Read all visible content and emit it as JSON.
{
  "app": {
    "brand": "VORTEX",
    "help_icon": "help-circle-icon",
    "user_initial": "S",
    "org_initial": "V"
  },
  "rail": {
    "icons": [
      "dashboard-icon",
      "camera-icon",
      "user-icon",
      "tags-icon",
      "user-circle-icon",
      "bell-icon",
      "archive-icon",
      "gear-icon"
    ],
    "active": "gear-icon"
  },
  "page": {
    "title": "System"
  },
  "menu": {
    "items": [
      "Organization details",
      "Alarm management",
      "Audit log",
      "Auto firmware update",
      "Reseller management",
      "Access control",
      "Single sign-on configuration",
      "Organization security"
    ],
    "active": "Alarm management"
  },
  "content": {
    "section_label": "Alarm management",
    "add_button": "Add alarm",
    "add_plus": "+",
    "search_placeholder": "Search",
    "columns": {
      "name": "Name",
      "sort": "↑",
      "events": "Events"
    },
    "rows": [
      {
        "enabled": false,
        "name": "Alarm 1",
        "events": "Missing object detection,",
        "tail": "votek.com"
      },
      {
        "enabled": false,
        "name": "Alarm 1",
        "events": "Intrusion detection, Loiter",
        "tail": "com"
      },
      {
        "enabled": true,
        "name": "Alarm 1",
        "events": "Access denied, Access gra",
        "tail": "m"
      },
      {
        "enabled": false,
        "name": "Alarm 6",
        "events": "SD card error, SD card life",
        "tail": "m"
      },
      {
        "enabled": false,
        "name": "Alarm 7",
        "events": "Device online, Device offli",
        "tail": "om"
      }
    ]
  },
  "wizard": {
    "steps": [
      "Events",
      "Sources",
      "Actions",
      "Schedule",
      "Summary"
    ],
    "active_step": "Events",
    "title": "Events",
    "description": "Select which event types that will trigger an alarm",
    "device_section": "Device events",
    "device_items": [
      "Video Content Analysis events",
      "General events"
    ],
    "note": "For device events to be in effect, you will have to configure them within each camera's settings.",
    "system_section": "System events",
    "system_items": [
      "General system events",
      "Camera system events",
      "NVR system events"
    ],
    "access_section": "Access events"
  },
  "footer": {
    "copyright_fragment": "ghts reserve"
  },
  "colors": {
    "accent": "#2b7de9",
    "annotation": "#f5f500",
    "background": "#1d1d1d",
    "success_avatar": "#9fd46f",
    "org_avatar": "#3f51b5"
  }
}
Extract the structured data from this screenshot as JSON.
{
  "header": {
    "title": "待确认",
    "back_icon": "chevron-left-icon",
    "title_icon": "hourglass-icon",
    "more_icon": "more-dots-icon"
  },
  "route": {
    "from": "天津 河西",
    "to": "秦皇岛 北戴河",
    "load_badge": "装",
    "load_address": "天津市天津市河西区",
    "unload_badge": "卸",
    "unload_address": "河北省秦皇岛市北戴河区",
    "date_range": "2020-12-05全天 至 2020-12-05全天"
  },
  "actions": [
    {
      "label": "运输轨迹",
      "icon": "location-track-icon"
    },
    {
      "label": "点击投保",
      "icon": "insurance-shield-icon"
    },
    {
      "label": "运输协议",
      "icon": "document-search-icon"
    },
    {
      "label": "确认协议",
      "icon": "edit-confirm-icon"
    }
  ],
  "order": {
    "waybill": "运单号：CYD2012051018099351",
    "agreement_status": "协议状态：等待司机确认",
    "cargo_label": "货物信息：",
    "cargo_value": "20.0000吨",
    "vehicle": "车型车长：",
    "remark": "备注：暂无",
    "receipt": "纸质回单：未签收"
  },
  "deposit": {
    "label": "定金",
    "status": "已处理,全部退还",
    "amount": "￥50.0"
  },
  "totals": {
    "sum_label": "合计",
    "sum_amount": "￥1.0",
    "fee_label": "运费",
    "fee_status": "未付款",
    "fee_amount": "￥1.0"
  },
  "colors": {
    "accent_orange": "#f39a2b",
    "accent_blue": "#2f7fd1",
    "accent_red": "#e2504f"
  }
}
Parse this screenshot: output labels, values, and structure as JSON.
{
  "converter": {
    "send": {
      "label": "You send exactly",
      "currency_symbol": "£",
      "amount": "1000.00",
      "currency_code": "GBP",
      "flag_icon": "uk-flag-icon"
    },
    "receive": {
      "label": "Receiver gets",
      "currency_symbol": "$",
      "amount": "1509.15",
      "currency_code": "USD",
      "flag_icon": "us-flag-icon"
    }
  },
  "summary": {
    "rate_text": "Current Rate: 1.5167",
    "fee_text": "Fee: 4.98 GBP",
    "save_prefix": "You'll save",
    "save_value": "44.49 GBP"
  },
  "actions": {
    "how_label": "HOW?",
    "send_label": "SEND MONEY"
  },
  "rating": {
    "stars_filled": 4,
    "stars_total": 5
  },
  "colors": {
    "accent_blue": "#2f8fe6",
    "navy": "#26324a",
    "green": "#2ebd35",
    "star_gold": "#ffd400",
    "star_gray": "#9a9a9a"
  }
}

####################

> **The task**: From the listing above, copy every line that includes the word "General".

> **Correct output**:
      "General events"
      "General system events",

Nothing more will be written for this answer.